[GOAL]: Look through the data below. Collect every line where the word "Foreign" occurs.

[RECORDS SHOWN]:
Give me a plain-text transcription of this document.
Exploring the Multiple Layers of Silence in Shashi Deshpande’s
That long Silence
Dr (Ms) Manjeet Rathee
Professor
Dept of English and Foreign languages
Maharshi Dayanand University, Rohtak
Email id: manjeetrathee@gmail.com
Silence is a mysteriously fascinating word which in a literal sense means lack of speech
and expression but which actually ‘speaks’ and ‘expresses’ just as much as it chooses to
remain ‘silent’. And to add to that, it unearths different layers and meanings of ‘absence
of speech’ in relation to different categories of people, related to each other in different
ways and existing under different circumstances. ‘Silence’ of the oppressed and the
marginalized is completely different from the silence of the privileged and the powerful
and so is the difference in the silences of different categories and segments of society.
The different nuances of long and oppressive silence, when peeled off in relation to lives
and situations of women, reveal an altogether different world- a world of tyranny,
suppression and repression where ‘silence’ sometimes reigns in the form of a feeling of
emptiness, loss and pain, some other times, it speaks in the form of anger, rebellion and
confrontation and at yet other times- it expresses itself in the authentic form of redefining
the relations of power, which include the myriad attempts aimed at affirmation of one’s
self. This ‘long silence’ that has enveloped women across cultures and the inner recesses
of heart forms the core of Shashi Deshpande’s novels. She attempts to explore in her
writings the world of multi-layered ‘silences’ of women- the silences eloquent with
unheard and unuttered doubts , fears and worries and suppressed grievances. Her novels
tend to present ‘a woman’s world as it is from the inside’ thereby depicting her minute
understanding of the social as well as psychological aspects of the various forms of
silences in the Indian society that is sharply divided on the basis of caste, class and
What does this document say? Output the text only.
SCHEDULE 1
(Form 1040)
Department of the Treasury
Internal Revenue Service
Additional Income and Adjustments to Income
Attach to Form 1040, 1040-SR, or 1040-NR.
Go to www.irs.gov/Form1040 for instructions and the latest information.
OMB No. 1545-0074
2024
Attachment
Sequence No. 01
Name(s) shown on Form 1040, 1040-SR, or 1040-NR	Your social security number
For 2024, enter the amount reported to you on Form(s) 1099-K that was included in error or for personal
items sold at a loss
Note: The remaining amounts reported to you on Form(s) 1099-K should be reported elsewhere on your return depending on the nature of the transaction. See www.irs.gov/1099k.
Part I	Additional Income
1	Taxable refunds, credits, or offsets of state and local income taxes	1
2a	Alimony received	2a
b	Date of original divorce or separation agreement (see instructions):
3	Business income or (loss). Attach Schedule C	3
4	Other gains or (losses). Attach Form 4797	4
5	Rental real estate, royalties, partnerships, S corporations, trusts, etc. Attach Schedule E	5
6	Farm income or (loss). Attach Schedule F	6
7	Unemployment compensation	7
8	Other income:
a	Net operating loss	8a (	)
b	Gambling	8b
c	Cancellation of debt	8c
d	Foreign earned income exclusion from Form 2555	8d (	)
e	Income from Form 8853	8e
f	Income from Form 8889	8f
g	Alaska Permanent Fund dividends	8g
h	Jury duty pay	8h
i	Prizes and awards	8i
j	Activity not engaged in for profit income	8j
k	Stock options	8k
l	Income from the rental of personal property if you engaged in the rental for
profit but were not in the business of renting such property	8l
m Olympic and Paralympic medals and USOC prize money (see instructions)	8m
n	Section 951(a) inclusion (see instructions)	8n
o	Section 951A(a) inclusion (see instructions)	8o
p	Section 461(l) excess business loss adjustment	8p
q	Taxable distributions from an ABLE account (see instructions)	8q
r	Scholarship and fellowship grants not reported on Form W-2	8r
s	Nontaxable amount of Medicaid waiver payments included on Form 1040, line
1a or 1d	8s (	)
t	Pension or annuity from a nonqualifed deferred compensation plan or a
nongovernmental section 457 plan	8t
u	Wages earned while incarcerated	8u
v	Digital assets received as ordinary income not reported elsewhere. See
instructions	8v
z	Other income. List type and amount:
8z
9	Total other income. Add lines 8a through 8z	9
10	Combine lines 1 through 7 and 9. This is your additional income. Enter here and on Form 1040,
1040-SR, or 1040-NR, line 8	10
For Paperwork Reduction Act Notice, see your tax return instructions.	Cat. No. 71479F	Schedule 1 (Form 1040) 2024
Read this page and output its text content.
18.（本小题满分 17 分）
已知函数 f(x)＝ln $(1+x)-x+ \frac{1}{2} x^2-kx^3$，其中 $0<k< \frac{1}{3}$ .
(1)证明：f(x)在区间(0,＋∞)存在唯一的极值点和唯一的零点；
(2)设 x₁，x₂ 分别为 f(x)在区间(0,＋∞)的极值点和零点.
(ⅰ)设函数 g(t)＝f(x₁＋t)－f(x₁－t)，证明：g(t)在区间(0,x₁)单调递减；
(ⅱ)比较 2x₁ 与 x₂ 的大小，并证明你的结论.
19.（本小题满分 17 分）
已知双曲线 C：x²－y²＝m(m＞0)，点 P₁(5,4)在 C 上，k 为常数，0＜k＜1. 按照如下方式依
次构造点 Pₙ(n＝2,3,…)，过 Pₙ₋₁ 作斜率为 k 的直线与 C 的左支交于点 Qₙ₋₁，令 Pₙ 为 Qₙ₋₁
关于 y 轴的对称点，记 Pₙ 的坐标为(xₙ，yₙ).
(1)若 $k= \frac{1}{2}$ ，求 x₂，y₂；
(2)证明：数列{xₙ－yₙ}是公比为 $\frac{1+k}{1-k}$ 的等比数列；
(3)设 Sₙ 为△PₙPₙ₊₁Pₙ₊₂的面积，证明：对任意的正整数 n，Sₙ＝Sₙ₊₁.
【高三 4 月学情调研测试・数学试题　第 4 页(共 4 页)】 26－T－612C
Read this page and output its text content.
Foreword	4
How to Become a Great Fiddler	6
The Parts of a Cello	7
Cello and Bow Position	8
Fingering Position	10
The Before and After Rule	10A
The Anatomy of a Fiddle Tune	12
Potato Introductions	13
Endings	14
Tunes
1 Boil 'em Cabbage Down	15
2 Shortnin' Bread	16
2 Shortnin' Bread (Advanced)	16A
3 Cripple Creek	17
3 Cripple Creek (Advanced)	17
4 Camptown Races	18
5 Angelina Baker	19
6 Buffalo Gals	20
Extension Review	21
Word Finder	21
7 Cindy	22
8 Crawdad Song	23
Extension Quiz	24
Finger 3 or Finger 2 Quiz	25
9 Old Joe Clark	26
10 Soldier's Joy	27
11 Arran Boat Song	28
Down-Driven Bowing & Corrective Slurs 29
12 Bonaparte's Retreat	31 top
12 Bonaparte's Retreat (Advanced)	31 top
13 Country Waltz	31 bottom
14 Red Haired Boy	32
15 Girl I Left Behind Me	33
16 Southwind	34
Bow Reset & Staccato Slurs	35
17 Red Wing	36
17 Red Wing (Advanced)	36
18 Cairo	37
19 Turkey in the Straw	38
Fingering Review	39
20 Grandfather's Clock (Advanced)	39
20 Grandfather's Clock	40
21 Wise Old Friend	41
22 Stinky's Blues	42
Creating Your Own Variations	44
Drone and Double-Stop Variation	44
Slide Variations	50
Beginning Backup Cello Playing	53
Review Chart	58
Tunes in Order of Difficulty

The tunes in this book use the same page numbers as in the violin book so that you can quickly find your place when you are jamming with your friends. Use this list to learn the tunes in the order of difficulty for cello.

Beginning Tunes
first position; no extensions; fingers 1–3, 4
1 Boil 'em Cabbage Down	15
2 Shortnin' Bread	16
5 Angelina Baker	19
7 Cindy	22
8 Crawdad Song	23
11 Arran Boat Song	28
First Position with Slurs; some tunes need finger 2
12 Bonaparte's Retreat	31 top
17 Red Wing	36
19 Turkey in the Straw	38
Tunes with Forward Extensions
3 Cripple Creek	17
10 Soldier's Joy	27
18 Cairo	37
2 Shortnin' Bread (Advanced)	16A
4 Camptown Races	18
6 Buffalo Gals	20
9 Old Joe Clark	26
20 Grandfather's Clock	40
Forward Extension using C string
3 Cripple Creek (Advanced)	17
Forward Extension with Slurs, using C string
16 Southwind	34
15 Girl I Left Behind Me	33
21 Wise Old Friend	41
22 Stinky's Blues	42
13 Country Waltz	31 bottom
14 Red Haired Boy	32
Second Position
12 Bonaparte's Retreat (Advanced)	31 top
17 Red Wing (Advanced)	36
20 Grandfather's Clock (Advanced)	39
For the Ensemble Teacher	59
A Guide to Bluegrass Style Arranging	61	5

[TASK RESULT]:
Dept of English and Foreign languages
d	Foreign earned income exclusion from Form 2555	8d (	)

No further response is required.